* Objective
Extract, from the records beneath this instruction, each line that contains the word "этого".

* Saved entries
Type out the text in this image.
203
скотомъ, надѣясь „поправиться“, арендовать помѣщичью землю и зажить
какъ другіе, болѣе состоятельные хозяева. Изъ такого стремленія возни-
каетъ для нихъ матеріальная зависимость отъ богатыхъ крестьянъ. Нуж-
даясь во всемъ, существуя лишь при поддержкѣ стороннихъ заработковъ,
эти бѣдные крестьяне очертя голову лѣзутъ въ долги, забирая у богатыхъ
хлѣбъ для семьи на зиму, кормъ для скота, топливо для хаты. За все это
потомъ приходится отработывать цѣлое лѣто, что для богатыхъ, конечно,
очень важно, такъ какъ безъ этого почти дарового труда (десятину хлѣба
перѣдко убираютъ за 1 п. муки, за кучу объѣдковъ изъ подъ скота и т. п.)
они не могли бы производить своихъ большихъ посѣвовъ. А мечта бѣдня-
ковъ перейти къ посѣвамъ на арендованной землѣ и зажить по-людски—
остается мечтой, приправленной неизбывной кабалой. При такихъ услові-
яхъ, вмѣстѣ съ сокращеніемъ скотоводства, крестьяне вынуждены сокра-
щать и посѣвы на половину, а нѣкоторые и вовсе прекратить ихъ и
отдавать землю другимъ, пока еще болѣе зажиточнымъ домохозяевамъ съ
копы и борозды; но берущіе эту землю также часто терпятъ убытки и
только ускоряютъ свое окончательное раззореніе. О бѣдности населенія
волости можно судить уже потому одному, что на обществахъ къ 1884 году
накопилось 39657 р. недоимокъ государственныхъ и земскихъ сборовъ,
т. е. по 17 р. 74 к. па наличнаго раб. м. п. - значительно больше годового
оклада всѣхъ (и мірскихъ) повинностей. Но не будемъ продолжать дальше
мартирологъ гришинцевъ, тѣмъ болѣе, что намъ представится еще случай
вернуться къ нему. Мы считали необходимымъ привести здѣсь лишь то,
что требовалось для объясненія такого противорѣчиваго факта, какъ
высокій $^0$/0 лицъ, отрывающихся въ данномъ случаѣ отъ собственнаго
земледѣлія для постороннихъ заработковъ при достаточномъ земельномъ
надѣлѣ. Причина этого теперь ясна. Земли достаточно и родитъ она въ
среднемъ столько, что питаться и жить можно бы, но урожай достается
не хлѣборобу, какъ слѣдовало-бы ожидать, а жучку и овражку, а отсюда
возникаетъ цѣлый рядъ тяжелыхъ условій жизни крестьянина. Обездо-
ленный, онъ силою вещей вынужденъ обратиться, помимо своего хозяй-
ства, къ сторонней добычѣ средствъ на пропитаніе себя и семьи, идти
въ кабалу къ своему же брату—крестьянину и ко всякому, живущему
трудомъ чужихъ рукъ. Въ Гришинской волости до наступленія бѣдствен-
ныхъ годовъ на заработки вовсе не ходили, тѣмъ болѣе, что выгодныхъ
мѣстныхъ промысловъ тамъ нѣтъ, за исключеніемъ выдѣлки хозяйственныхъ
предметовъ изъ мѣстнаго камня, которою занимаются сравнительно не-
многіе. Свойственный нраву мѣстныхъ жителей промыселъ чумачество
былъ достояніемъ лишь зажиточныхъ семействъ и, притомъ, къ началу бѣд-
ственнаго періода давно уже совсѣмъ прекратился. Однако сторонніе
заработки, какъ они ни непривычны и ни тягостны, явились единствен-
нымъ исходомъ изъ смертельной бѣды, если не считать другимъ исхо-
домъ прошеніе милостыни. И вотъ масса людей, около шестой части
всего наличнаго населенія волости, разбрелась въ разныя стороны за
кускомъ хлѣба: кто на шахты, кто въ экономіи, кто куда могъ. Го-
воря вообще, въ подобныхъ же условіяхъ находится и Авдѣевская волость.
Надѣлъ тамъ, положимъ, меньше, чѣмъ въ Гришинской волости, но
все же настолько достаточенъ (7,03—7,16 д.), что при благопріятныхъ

* Right answer
очень важно, такъ какъ безъ этого почти дарового труда (десятину хлѣба
надѣлѣ. Причина этого теперь ясна. Земли достаточно и родитъ она въ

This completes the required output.